— Data tied to figure images —
..............................
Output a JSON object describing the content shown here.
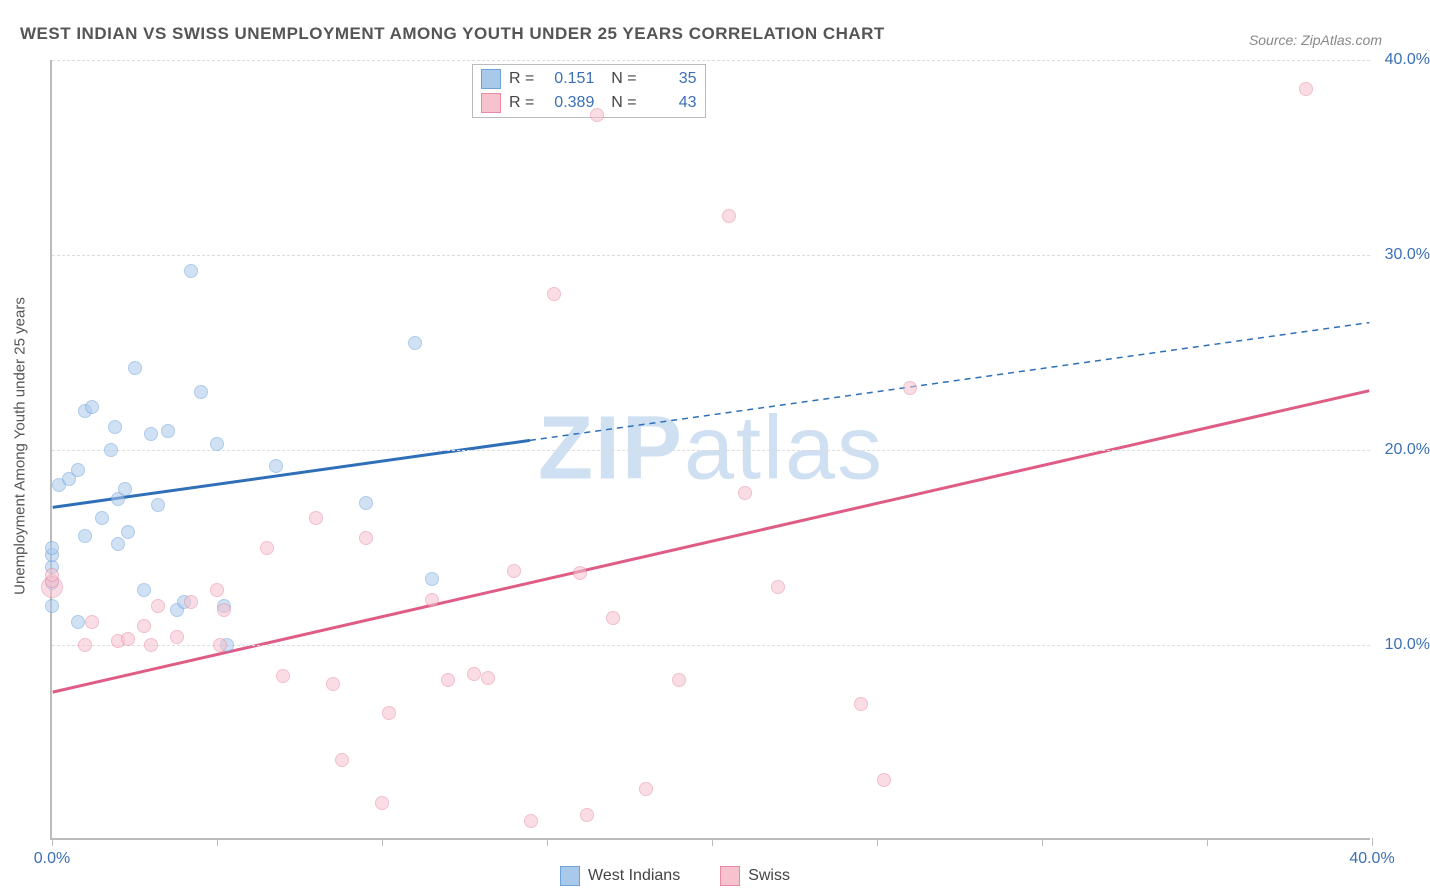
{
  "title": "WEST INDIAN VS SWISS UNEMPLOYMENT AMONG YOUTH UNDER 25 YEARS CORRELATION CHART",
  "title_fontsize": 17,
  "source": "Source: ZipAtlas.com",
  "watermark": "ZIPatlas",
  "ylabel": "Unemployment Among Youth under 25 years",
  "chart": {
    "type": "scatter",
    "xlim": [
      0,
      40
    ],
    "ylim": [
      0,
      40
    ],
    "x_ticks": [
      0,
      5,
      10,
      15,
      20,
      25,
      30,
      35,
      40
    ],
    "y_ticks": [
      10,
      20,
      30,
      40
    ],
    "x_tick_labels": {
      "0": "0.0%",
      "40": "40.0%"
    },
    "y_tick_labels": {
      "10": "10.0%",
      "20": "20.0%",
      "30": "30.0%",
      "40": "40.0%"
    },
    "background_color": "#ffffff",
    "grid_color": "#dddddd",
    "axis_color": "#bbbbbb",
    "tick_label_color": "#3b6fb6"
  },
  "series": [
    {
      "name": "West Indians",
      "color_fill": "#a9c9ea",
      "color_stroke": "#6ea3d9",
      "marker_size": 14,
      "fill_opacity": 0.55,
      "trend": {
        "x1": 0,
        "y1": 17.0,
        "x2": 40,
        "y2": 26.5,
        "solid_until_x": 14.5,
        "color": "#2f6fb8",
        "width": 3
      },
      "stats": {
        "R": "0.151",
        "N": "35"
      },
      "points": [
        [
          0.0,
          12.0
        ],
        [
          0.0,
          13.2
        ],
        [
          0.0,
          14.0
        ],
        [
          0.0,
          14.6
        ],
        [
          0.0,
          15.0
        ],
        [
          0.2,
          18.2
        ],
        [
          0.5,
          18.5
        ],
        [
          0.8,
          11.2
        ],
        [
          0.8,
          19.0
        ],
        [
          1.0,
          15.6
        ],
        [
          1.0,
          22.0
        ],
        [
          1.2,
          22.2
        ],
        [
          1.5,
          16.5
        ],
        [
          1.8,
          20.0
        ],
        [
          1.9,
          21.2
        ],
        [
          2.0,
          15.2
        ],
        [
          2.0,
          17.5
        ],
        [
          2.2,
          18.0
        ],
        [
          2.3,
          15.8
        ],
        [
          2.5,
          24.2
        ],
        [
          2.8,
          12.8
        ],
        [
          3.0,
          20.8
        ],
        [
          3.2,
          17.2
        ],
        [
          3.5,
          21.0
        ],
        [
          3.8,
          11.8
        ],
        [
          4.0,
          12.2
        ],
        [
          4.2,
          29.2
        ],
        [
          4.5,
          23.0
        ],
        [
          5.0,
          20.3
        ],
        [
          5.2,
          12.0
        ],
        [
          5.3,
          10.0
        ],
        [
          6.8,
          19.2
        ],
        [
          9.5,
          17.3
        ],
        [
          11.0,
          25.5
        ],
        [
          11.5,
          13.4
        ]
      ]
    },
    {
      "name": "Swiss",
      "color_fill": "#f6c2ce",
      "color_stroke": "#e98aa4",
      "marker_size": 14,
      "fill_opacity": 0.55,
      "trend": {
        "x1": 0,
        "y1": 7.5,
        "x2": 40,
        "y2": 23.0,
        "solid_until_x": 40,
        "color": "#df5d85",
        "width": 3
      },
      "stats": {
        "R": "0.389",
        "N": "43"
      },
      "points": [
        [
          0.0,
          13.0,
          22
        ],
        [
          0.0,
          13.3
        ],
        [
          0.0,
          13.6
        ],
        [
          1.0,
          10.0
        ],
        [
          1.2,
          11.2
        ],
        [
          2.0,
          10.2
        ],
        [
          2.3,
          10.3
        ],
        [
          2.8,
          11.0
        ],
        [
          3.0,
          10.0
        ],
        [
          3.2,
          12.0
        ],
        [
          3.8,
          10.4
        ],
        [
          4.2,
          12.2
        ],
        [
          5.0,
          12.8
        ],
        [
          5.1,
          10.0
        ],
        [
          5.2,
          11.8
        ],
        [
          6.5,
          15.0
        ],
        [
          7.0,
          8.4
        ],
        [
          8.0,
          16.5
        ],
        [
          8.5,
          8.0
        ],
        [
          8.8,
          4.1
        ],
        [
          9.5,
          15.5
        ],
        [
          10.0,
          1.9
        ],
        [
          10.2,
          6.5
        ],
        [
          11.5,
          12.3
        ],
        [
          12.0,
          8.2
        ],
        [
          12.8,
          8.5
        ],
        [
          13.2,
          8.3
        ],
        [
          14.0,
          13.8
        ],
        [
          14.5,
          1.0
        ],
        [
          15.2,
          28.0
        ],
        [
          16.0,
          13.7
        ],
        [
          16.2,
          1.3
        ],
        [
          16.5,
          37.2
        ],
        [
          17.0,
          11.4
        ],
        [
          18.0,
          2.6
        ],
        [
          19.0,
          8.2
        ],
        [
          20.5,
          32.0
        ],
        [
          21.0,
          17.8
        ],
        [
          22.0,
          13.0
        ],
        [
          24.5,
          7.0
        ],
        [
          25.2,
          3.1
        ],
        [
          26.0,
          23.2
        ],
        [
          38.0,
          38.5
        ]
      ]
    }
  ],
  "legend": {
    "items": [
      {
        "label": "West Indians",
        "fill": "#a9c9ea",
        "stroke": "#6ea3d9"
      },
      {
        "label": "Swiss",
        "fill": "#f6c2ce",
        "stroke": "#e98aa4"
      }
    ]
  }
}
..............................
— DIRECTIVE —
Output all of the records exactly as they appear above, but not the pictures.

— SOLUTION FOR THIS EXERCISE —
Output a JSON object describing the content shown here.
{
  "title": "WEST INDIAN VS SWISS UNEMPLOYMENT AMONG YOUTH UNDER 25 YEARS CORRELATION CHART",
  "title_fontsize": 17,
  "source": "Source: ZipAtlas.com",
  "watermark": "ZIPatlas",
  "ylabel": "Unemployment Among Youth under 25 years",
  "chart": {
    "type": "scatter",
    "xlim": [
      0,
      40
    ],
    "ylim": [
      0,
      40
    ],
    "x_ticks": [
      0,
      5,
      10,
      15,
      20,
      25,
      30,
      35,
      40
    ],
    "y_ticks": [
      10,
      20,
      30,
      40
    ],
    "x_tick_labels": {
      "0": "0.0%",
      "40": "40.0%"
    },
    "y_tick_labels": {
      "10": "10.0%",
      "20": "20.0%",
      "30": "30.0%",
      "40": "40.0%"
    },
    "background_color": "#ffffff",
    "grid_color": "#dddddd",
    "axis_color": "#bbbbbb",
    "tick_label_color": "#3b6fb6"
  },
  "series": [
    {
      "name": "West Indians",
      "color_fill": "#a9c9ea",
      "color_stroke": "#6ea3d9",
      "marker_size": 14,
      "fill_opacity": 0.55,
      "trend": {
        "x1": 0,
        "y1": 17.0,
        "x2": 40,
        "y2": 26.5,
        "solid_until_x": 14.5,
        "color": "#2f6fb8",
        "width": 3
      },
      "stats": {
        "R": "0.151",
        "N": "35"
      },
      "points": [
        [
          0.0,
          12.0
        ],
        [
          0.0,
          13.2
        ],
        [
          0.0,
          14.0
        ],
        [
          0.0,
          14.6
        ],
        [
          0.0,
          15.0
        ],
        [
          0.2,
          18.2
        ],
        [
          0.5,
          18.5
        ],
        [
          0.8,
          11.2
        ],
        [
          0.8,
          19.0
        ],
        [
          1.0,
          15.6
        ],
        [
          1.0,
          22.0
        ],
        [
          1.2,
          22.2
        ],
        [
          1.5,
          16.5
        ],
        [
          1.8,
          20.0
        ],
        [
          1.9,
          21.2
        ],
        [
          2.0,
          15.2
        ],
        [
          2.0,
          17.5
        ],
        [
          2.2,
          18.0
        ],
        [
          2.3,
          15.8
        ],
        [
          2.5,
          24.2
        ],
        [
          2.8,
          12.8
        ],
        [
          3.0,
          20.8
        ],
        [
          3.2,
          17.2
        ],
        [
          3.5,
          21.0
        ],
        [
          3.8,
          11.8
        ],
        [
          4.0,
          12.2
        ],
        [
          4.2,
          29.2
        ],
        [
          4.5,
          23.0
        ],
        [
          5.0,
          20.3
        ],
        [
          5.2,
          12.0
        ],
        [
          5.3,
          10.0
        ],
        [
          6.8,
          19.2
        ],
        [
          9.5,
          17.3
        ],
        [
          11.0,
          25.5
        ],
        [
          11.5,
          13.4
        ]
      ]
    },
    {
      "name": "Swiss",
      "color_fill": "#f6c2ce",
      "color_stroke": "#e98aa4",
      "marker_size": 14,
      "fill_opacity": 0.55,
      "trend": {
        "x1": 0,
        "y1": 7.5,
        "x2": 40,
        "y2": 23.0,
        "solid_until_x": 40,
        "color": "#df5d85",
        "width": 3
      },
      "stats": {
        "R": "0.389",
        "N": "43"
      },
      "points": [
        [
          0.0,
          13.0,
          22
        ],
        [
          0.0,
          13.3
        ],
        [
          0.0,
          13.6
        ],
        [
          1.0,
          10.0
        ],
        [
          1.2,
          11.2
        ],
        [
          2.0,
          10.2
        ],
        [
          2.3,
          10.3
        ],
        [
          2.8,
          11.0
        ],
        [
          3.0,
          10.0
        ],
        [
          3.2,
          12.0
        ],
        [
          3.8,
          10.4
        ],
        [
          4.2,
          12.2
        ],
        [
          5.0,
          12.8
        ],
        [
          5.1,
          10.0
        ],
        [
          5.2,
          11.8
        ],
        [
          6.5,
          15.0
        ],
        [
          7.0,
          8.4
        ],
        [
          8.0,
          16.5
        ],
        [
          8.5,
          8.0
        ],
        [
          8.8,
          4.1
        ],
        [
          9.5,
          15.5
        ],
        [
          10.0,
          1.9
        ],
        [
          10.2,
          6.5
        ],
        [
          11.5,
          12.3
        ],
        [
          12.0,
          8.2
        ],
        [
          12.8,
          8.5
        ],
        [
          13.2,
          8.3
        ],
        [
          14.0,
          13.8
        ],
        [
          14.5,
          1.0
        ],
        [
          15.2,
          28.0
        ],
        [
          16.0,
          13.7
        ],
        [
          16.2,
          1.3
        ],
        [
          16.5,
          37.2
        ],
        [
          17.0,
          11.4
        ],
        [
          18.0,
          2.6
        ],
        [
          19.0,
          8.2
        ],
        [
          20.5,
          32.0
        ],
        [
          21.0,
          17.8
        ],
        [
          22.0,
          13.0
        ],
        [
          24.5,
          7.0
        ],
        [
          25.2,
          3.1
        ],
        [
          26.0,
          23.2
        ],
        [
          38.0,
          38.5
        ]
      ]
    }
  ],
  "legend": {
    "items": [
      {
        "label": "West Indians",
        "fill": "#a9c9ea",
        "stroke": "#6ea3d9"
      },
      {
        "label": "Swiss",
        "fill": "#f6c2ce",
        "stroke": "#e98aa4"
      }
    ]
  }
}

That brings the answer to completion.